**THE TASK:** Restate the records below word for word, and omit the images they hold.

**EXTRACTED DATA:**

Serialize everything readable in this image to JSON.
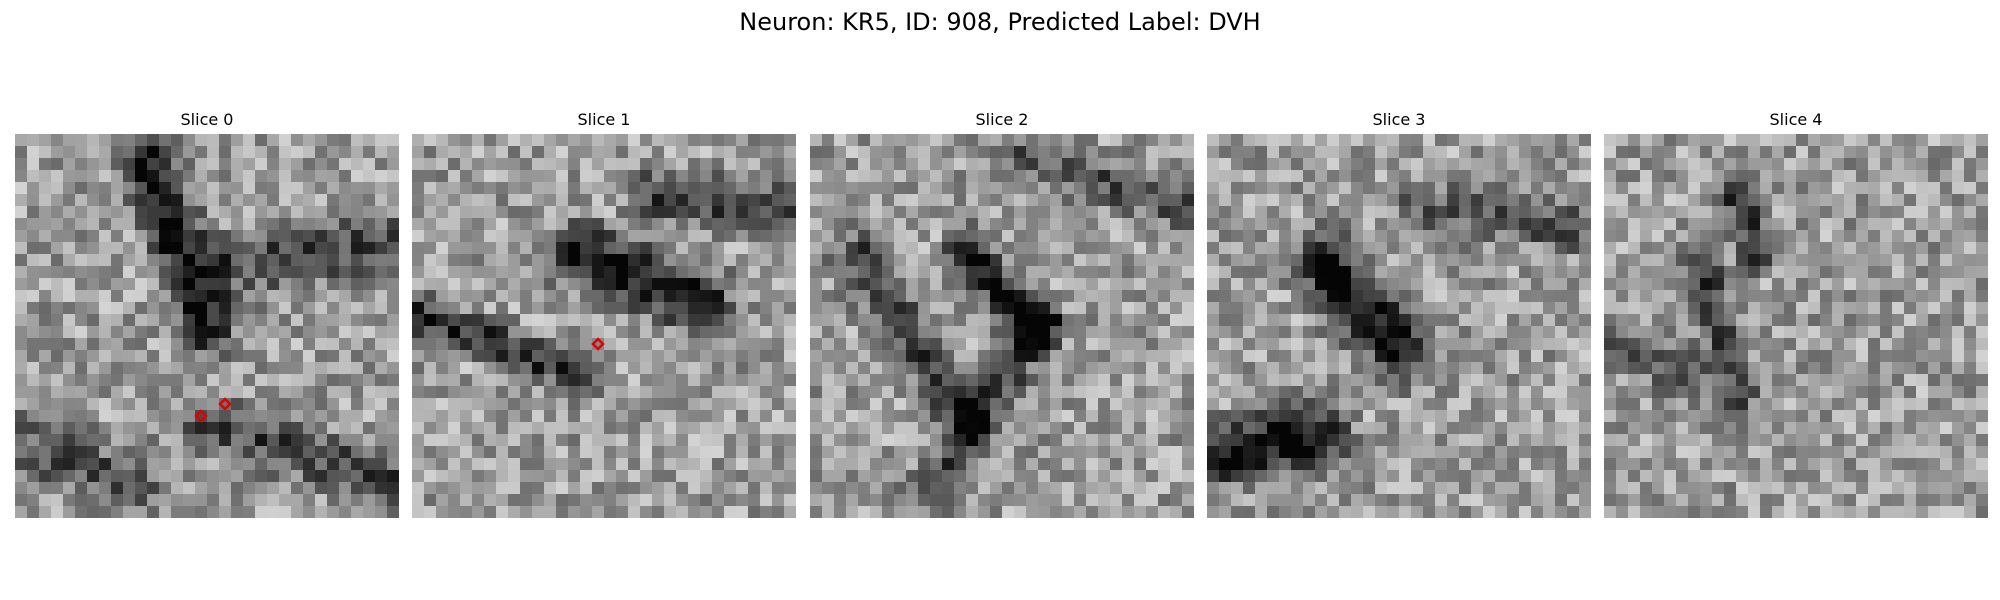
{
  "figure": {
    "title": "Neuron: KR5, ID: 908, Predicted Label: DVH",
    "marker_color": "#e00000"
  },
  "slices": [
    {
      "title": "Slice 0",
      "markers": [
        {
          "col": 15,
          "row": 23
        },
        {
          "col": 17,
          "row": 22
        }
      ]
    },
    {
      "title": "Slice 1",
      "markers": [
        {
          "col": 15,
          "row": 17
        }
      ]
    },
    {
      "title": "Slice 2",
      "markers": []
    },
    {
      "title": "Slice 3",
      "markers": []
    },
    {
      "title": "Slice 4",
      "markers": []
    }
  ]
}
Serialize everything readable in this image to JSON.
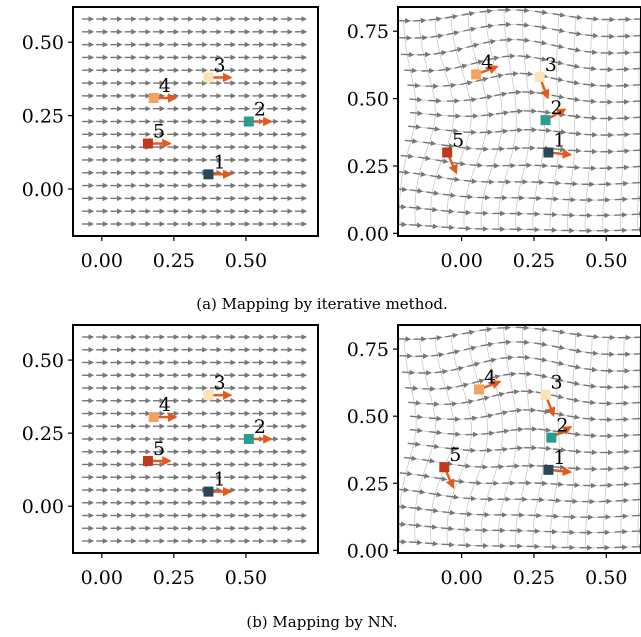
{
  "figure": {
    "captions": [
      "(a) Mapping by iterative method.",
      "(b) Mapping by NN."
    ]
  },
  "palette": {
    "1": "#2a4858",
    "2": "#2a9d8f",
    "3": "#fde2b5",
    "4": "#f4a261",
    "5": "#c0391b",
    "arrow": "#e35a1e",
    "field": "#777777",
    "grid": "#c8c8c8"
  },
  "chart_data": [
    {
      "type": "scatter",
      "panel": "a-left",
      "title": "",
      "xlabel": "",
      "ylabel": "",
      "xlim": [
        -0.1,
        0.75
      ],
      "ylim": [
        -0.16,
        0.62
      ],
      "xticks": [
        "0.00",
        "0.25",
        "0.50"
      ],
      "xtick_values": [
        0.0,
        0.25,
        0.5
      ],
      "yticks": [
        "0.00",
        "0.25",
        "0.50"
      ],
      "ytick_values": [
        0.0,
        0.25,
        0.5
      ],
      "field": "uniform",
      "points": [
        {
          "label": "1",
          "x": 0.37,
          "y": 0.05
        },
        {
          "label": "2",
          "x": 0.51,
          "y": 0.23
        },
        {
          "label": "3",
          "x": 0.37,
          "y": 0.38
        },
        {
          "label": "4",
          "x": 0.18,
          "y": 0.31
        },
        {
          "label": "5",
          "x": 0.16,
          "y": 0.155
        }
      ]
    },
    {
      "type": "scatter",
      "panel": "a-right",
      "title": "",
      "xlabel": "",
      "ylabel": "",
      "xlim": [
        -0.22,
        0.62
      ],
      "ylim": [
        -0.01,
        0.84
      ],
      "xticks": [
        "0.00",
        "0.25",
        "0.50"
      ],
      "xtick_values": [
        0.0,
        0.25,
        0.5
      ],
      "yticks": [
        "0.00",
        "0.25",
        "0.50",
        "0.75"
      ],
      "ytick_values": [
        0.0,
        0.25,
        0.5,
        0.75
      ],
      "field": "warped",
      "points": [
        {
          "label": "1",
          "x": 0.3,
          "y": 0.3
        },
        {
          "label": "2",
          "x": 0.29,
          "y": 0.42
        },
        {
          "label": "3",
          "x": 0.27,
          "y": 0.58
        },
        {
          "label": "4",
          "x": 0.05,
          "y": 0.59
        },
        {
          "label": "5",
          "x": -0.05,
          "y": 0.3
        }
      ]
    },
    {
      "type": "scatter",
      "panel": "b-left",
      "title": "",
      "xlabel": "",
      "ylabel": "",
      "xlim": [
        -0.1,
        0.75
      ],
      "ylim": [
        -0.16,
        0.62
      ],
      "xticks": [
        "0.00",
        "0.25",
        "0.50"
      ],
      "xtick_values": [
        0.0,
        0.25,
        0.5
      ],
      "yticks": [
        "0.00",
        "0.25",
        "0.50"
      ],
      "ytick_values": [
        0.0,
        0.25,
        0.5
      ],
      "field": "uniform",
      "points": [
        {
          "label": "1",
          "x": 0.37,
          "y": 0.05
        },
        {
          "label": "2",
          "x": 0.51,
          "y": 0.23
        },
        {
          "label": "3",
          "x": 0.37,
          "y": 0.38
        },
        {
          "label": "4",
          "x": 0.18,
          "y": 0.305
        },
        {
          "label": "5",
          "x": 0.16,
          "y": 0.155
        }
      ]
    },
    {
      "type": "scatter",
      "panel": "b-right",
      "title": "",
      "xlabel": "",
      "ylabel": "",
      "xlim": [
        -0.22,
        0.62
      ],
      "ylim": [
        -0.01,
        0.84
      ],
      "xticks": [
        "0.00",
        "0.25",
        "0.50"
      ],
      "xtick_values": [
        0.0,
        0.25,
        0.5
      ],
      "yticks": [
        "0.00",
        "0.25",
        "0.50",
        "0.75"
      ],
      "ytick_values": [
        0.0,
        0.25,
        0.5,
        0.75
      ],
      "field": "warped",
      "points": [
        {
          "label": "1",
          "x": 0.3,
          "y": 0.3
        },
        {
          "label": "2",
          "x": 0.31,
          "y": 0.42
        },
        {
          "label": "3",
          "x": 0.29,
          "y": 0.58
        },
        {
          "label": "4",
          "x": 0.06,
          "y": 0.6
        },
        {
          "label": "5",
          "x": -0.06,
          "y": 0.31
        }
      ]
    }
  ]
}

**THE REPLY:**
Serialize everything readable in this image to JSON.
{
  "figure": {
    "title": "Neuron: KR5, ID: 908, Predicted Label: DVH",
    "marker_color": "#e00000"
  },
  "slices": [
    {
      "title": "Slice 0",
      "markers": [
        {
          "col": 15,
          "row": 23
        },
        {
          "col": 17,
          "row": 22
        }
      ]
    },
    {
      "title": "Slice 1",
      "markers": [
        {
          "col": 15,
          "row": 17
        }
      ]
    },
    {
      "title": "Slice 2",
      "markers": []
    },
    {
      "title": "Slice 3",
      "markers": []
    },
    {
      "title": "Slice 4",
      "markers": []
    }
  ]
}
Serialize everything readable in this image to JSON.
{
  "figure": {
    "captions": [
      "(a) Mapping by iterative method.",
      "(b) Mapping by NN."
    ]
  },
  "palette": {
    "1": "#2a4858",
    "2": "#2a9d8f",
    "3": "#fde2b5",
    "4": "#f4a261",
    "5": "#c0391b",
    "arrow": "#e35a1e",
    "field": "#777777",
    "grid": "#c8c8c8"
  },
  "chart_data": [
    {
      "type": "scatter",
      "panel": "a-left",
      "title": "",
      "xlabel": "",
      "ylabel": "",
      "xlim": [
        -0.1,
        0.75
      ],
      "ylim": [
        -0.16,
        0.62
      ],
      "xticks": [
        "0.00",
        "0.25",
        "0.50"
      ],
      "xtick_values": [
        0.0,
        0.25,
        0.5
      ],
      "yticks": [
        "0.00",
        "0.25",
        "0.50"
      ],
      "ytick_values": [
        0.0,
        0.25,
        0.5
      ],
      "field": "uniform",
      "points": [
        {
          "label": "1",
          "x": 0.37,
          "y": 0.05
        },
        {
          "label": "2",
          "x": 0.51,
          "y": 0.23
        },
        {
          "label": "3",
          "x": 0.37,
          "y": 0.38
        },
        {
          "label": "4",
          "x": 0.18,
          "y": 0.31
        },
        {
          "label": "5",
          "x": 0.16,
          "y": 0.155
        }
      ]
    },
    {
      "type": "scatter",
      "panel": "a-right",
      "title": "",
      "xlabel": "",
      "ylabel": "",
      "xlim": [
        -0.22,
        0.62
      ],
      "ylim": [
        -0.01,
        0.84
      ],
      "xticks": [
        "0.00",
        "0.25",
        "0.50"
      ],
      "xtick_values": [
        0.0,
        0.25,
        0.5
      ],
      "yticks": [
        "0.00",
        "0.25",
        "0.50",
        "0.75"
      ],
      "ytick_values": [
        0.0,
        0.25,
        0.5,
        0.75
      ],
      "field": "warped",
      "points": [
        {
          "label": "1",
          "x": 0.3,
          "y": 0.3
        },
        {
          "label": "2",
          "x": 0.29,
          "y": 0.42
        },
        {
          "label": "3",
          "x": 0.27,
          "y": 0.58
        },
        {
          "label": "4",
          "x": 0.05,
          "y": 0.59
        },
        {
          "label": "5",
          "x": -0.05,
          "y": 0.3
        }
      ]
    },
    {
      "type": "scatter",
      "panel": "b-left",
      "title": "",
      "xlabel": "",
      "ylabel": "",
      "xlim": [
        -0.1,
        0.75
      ],
      "ylim": [
        -0.16,
        0.62
      ],
      "xticks": [
        "0.00",
        "0.25",
        "0.50"
      ],
      "xtick_values": [
        0.0,
        0.25,
        0.5
      ],
      "yticks": [
        "0.00",
        "0.25",
        "0.50"
      ],
      "ytick_values": [
        0.0,
        0.25,
        0.5
      ],
      "field": "uniform",
      "points": [
        {
          "label": "1",
          "x": 0.37,
          "y": 0.05
        },
        {
          "label": "2",
          "x": 0.51,
          "y": 0.23
        },
        {
          "label": "3",
          "x": 0.37,
          "y": 0.38
        },
        {
          "label": "4",
          "x": 0.18,
          "y": 0.305
        },
        {
          "label": "5",
          "x": 0.16,
          "y": 0.155
        }
      ]
    },
    {
      "type": "scatter",
      "panel": "b-right",
      "title": "",
      "xlabel": "",
      "ylabel": "",
      "xlim": [
        -0.22,
        0.62
      ],
      "ylim": [
        -0.01,
        0.84
      ],
      "xticks": [
        "0.00",
        "0.25",
        "0.50"
      ],
      "xtick_values": [
        0.0,
        0.25,
        0.5
      ],
      "yticks": [
        "0.00",
        "0.25",
        "0.50",
        "0.75"
      ],
      "ytick_values": [
        0.0,
        0.25,
        0.5,
        0.75
      ],
      "field": "warped",
      "points": [
        {
          "label": "1",
          "x": 0.3,
          "y": 0.3
        },
        {
          "label": "2",
          "x": 0.31,
          "y": 0.42
        },
        {
          "label": "3",
          "x": 0.29,
          "y": 0.58
        },
        {
          "label": "4",
          "x": 0.06,
          "y": 0.6
        },
        {
          "label": "5",
          "x": -0.06,
          "y": 0.31
        }
      ]
    }
  ]
}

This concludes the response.